-- Task instructions --
In the listing below, find every line with the string "para" and pull it out.

# Start of Exercise data

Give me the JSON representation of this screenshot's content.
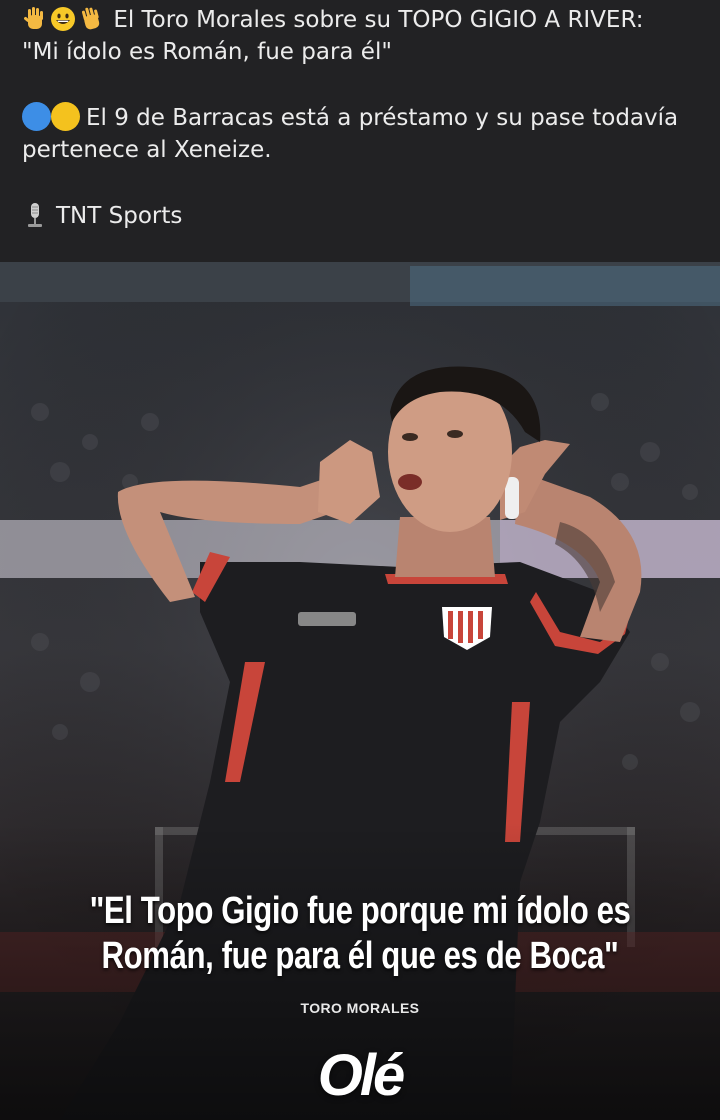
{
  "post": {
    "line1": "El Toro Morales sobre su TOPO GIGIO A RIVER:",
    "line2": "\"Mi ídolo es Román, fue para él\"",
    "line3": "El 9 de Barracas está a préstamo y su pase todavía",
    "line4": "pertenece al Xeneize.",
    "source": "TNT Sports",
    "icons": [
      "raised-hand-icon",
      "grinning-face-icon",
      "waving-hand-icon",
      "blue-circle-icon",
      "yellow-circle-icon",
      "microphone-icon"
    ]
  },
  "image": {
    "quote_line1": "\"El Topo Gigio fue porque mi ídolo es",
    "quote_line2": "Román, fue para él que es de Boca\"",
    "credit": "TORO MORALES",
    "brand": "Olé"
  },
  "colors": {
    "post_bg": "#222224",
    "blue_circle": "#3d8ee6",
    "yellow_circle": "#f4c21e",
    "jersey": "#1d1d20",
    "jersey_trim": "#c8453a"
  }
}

# End of Exercise data

-- Written solution --
    "line2": "\"Mi ídolo es Román, fue para él\"",
    "quote_line2": "Román, fue para él que es de Boca\"",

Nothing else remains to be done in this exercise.